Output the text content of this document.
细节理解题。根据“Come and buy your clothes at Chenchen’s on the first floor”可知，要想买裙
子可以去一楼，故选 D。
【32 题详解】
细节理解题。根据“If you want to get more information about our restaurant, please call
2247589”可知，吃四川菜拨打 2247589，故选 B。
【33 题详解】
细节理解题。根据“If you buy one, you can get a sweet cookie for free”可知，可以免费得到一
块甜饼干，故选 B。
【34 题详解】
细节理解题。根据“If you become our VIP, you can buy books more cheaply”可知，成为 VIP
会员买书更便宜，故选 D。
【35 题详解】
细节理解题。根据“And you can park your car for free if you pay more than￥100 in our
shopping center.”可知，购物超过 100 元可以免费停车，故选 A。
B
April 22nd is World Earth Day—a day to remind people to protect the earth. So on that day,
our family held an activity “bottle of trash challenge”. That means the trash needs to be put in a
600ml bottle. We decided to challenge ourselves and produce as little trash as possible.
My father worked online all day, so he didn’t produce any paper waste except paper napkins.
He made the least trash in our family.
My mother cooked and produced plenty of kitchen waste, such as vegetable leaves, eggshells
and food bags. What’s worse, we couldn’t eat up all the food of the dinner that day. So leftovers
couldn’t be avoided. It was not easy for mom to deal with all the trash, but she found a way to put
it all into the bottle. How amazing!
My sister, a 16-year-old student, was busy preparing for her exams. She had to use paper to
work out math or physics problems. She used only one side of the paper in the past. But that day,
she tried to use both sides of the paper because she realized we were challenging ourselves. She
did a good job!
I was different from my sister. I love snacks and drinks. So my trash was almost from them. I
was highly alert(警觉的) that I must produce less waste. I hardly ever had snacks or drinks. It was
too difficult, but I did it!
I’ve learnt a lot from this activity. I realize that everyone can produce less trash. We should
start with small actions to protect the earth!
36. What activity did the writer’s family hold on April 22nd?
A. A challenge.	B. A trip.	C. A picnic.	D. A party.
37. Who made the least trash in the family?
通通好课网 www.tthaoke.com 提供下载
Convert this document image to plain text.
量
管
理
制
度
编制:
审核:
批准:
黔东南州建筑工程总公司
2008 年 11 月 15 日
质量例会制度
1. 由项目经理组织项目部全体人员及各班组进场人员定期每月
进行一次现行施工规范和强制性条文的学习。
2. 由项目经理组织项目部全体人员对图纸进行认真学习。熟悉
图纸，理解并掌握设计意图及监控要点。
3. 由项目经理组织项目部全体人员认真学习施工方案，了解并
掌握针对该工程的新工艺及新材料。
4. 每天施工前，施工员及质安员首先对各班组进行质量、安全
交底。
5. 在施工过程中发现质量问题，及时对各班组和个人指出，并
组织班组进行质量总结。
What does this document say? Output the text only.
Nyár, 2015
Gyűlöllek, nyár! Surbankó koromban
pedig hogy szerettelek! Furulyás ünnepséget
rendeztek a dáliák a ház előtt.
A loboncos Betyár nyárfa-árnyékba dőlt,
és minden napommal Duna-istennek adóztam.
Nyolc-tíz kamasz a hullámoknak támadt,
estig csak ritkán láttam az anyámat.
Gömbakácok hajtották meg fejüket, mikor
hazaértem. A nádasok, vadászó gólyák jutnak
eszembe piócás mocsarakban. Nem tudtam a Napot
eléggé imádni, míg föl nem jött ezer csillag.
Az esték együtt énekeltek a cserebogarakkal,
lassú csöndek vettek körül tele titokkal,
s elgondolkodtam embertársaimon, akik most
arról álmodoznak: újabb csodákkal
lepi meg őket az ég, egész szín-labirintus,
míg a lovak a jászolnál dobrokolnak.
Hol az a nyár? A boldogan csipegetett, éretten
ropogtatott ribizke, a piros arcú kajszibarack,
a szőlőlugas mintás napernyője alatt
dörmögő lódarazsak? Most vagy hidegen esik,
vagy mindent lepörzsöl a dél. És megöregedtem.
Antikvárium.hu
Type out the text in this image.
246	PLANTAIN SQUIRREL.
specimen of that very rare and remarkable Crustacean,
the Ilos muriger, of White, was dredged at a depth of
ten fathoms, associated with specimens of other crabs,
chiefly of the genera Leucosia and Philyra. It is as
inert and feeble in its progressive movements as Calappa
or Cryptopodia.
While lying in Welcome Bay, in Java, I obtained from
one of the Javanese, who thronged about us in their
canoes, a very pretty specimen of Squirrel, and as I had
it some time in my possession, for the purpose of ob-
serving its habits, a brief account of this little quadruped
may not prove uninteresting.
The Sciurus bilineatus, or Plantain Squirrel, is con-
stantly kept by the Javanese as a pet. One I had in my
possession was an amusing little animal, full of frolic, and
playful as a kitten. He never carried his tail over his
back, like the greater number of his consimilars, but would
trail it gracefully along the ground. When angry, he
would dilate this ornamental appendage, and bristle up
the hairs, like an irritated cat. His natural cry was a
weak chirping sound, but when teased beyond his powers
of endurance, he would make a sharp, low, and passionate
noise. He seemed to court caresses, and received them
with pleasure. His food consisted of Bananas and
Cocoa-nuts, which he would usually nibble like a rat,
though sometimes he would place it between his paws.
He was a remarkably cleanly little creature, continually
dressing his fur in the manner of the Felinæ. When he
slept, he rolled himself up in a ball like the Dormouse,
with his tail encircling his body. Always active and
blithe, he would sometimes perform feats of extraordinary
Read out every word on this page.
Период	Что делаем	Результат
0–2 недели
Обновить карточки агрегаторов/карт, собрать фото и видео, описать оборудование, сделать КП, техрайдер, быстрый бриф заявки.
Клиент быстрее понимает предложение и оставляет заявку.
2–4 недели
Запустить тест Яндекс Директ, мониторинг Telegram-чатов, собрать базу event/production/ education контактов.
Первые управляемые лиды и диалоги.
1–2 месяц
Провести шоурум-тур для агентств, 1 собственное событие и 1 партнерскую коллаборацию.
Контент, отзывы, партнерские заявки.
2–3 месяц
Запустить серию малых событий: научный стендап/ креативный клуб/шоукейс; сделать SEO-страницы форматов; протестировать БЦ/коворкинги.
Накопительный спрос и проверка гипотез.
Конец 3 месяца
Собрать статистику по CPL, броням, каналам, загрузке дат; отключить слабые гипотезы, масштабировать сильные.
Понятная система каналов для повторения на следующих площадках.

################

WRITTEN INSTRUCTION
Return the whole listing exactly, with every line included.

FINAL ANSWER
Output the text content of this document.
细节理解题。根据“Come and buy your clothes at Chenchen’s on the first floor”可知，要想买裙
子可以去一楼，故选 D。
【32 题详解】
细节理解题。根据“If you want to get more information about our restaurant, please call
2247589”可知，吃四川菜拨打 2247589，故选 B。
【33 题详解】
细节理解题。根据“If you buy one, you can get a sweet cookie for free”可知，可以免费得到一
块甜饼干，故选 B。
【34 题详解】
细节理解题。根据“If you become our VIP, you can buy books more cheaply”可知，成为 VIP
会员买书更便宜，故选 D。
【35 题详解】
细节理解题。根据“And you can park your car for free if you pay more than￥100 in our
shopping center.”可知，购物超过 100 元可以免费停车，故选 A。
B
April 22nd is World Earth Day—a day to remind people to protect the earth. So on that day,
our family held an activity “bottle of trash challenge”. That means the trash needs to be put in a
600ml bottle. We decided to challenge ourselves and produce as little trash as possible.
My father worked online all day, so he didn’t produce any paper waste except paper napkins.
He made the least trash in our family.
My mother cooked and produced plenty of kitchen waste, such as vegetable leaves, eggshells
and food bags. What’s worse, we couldn’t eat up all the food of the dinner that day. So leftovers
couldn’t be avoided. It was not easy for mom to deal with all the trash, but she found a way to put
it all into the bottle. How amazing!
My sister, a 16-year-old student, was busy preparing for her exams. She had to use paper to
work out math or physics problems. She used only one side of the paper in the past. But that day,
she tried to use both sides of the paper because she realized we were challenging ourselves. She
did a good job!
I was different from my sister. I love snacks and drinks. So my trash was almost from them. I
was highly alert(警觉的) that I must produce less waste. I hardly ever had snacks or drinks. It was
too difficult, but I did it!
I’ve learnt a lot from this activity. I realize that everyone can produce less trash. We should
start with small actions to protect the earth!
36. What activity did the writer’s family hold on April 22nd?
A. A challenge.	B. A trip.	C. A picnic.	D. A party.
37. Who made the least trash in the family?
通通好课网 www.tthaoke.com 提供下载
Convert this document image to plain text.
量
管
理
制
度
编制:
审核:
批准:
黔东南州建筑工程总公司
2008 年 11 月 15 日
质量例会制度
1. 由项目经理组织项目部全体人员及各班组进场人员定期每月
进行一次现行施工规范和强制性条文的学习。
2. 由项目经理组织项目部全体人员对图纸进行认真学习。熟悉
图纸，理解并掌握设计意图及监控要点。
3. 由项目经理组织项目部全体人员认真学习施工方案，了解并
掌握针对该工程的新工艺及新材料。
4. 每天施工前，施工员及质安员首先对各班组进行质量、安全
交底。
5. 在施工过程中发现质量问题，及时对各班组和个人指出，并
组织班组进行质量总结。
What does this document say? Output the text only.
Nyár, 2015
Gyűlöllek, nyár! Surbankó koromban
pedig hogy szerettelek! Furulyás ünnepséget
rendeztek a dáliák a ház előtt.
A loboncos Betyár nyárfa-árnyékba dőlt,
és minden napommal Duna-istennek adóztam.
Nyolc-tíz kamasz a hullámoknak támadt,
estig csak ritkán láttam az anyámat.
Gömbakácok hajtották meg fejüket, mikor
hazaértem. A nádasok, vadászó gólyák jutnak
eszembe piócás mocsarakban. Nem tudtam a Napot
eléggé imádni, míg föl nem jött ezer csillag.
Az esték együtt énekeltek a cserebogarakkal,
lassú csöndek vettek körül tele titokkal,
s elgondolkodtam embertársaimon, akik most
arról álmodoznak: újabb csodákkal
lepi meg őket az ég, egész szín-labirintus,
míg a lovak a jászolnál dobrokolnak.
Hol az a nyár? A boldogan csipegetett, éretten
ropogtatott ribizke, a piros arcú kajszibarack,
a szőlőlugas mintás napernyője alatt
dörmögő lódarazsak? Most vagy hidegen esik,
vagy mindent lepörzsöl a dél. És megöregedtem.
Antikvárium.hu
Type out the text in this image.
246	PLANTAIN SQUIRREL.
specimen of that very rare and remarkable Crustacean,
the Ilos muriger, of White, was dredged at a depth of
ten fathoms, associated with specimens of other crabs,
chiefly of the genera Leucosia and Philyra. It is as
inert and feeble in its progressive movements as Calappa
or Cryptopodia.
While lying in Welcome Bay, in Java, I obtained from
one of the Javanese, who thronged about us in their
canoes, a very pretty specimen of Squirrel, and as I had
it some time in my possession, for the purpose of ob-
serving its habits, a brief account of this little quadruped
may not prove uninteresting.
The Sciurus bilineatus, or Plantain Squirrel, is con-
stantly kept by the Javanese as a pet. One I had in my
possession was an amusing little animal, full of frolic, and
playful as a kitten. He never carried his tail over his
back, like the greater number of his consimilars, but would
trail it gracefully along the ground. When angry, he
would dilate this ornamental appendage, and bristle up
the hairs, like an irritated cat. His natural cry was a
weak chirping sound, but when teased beyond his powers
of endurance, he would make a sharp, low, and passionate
noise. He seemed to court caresses, and received them
with pleasure. His food consisted of Bananas and
Cocoa-nuts, which he would usually nibble like a rat,
though sometimes he would place it between his paws.
He was a remarkably cleanly little creature, continually
dressing his fur in the manner of the Felinæ. When he
slept, he rolled himself up in a ball like the Dormouse,
with his tail encircling his body. Always active and
blithe, he would sometimes perform feats of extraordinary
Read out every word on this page.
Период	Что делаем	Результат
0–2 недели
Обновить карточки агрегаторов/карт, собрать фото и видео, описать оборудование, сделать КП, техрайдер, быстрый бриф заявки.
Клиент быстрее понимает предложение и оставляет заявку.
2–4 недели
Запустить тест Яндекс Директ, мониторинг Telegram-чатов, собрать базу event/production/ education контактов.
Первые управляемые лиды и диалоги.
1–2 месяц
Провести шоурум-тур для агентств, 1 собственное событие и 1 партнерскую коллаборацию.
Контент, отзывы, партнерские заявки.
2–3 месяц
Запустить серию малых событий: научный стендап/ креативный клуб/шоукейс; сделать SEO-страницы форматов; протестировать БЦ/коворкинги.
Накопительный спрос и проверка гипотез.
Конец 3 месяца
Собрать статистику по CPL, броням, каналам, загрузке дат; отключить слабые гипотезы, масштабировать сильные.
Понятная система каналов для повторения на следующих площадках.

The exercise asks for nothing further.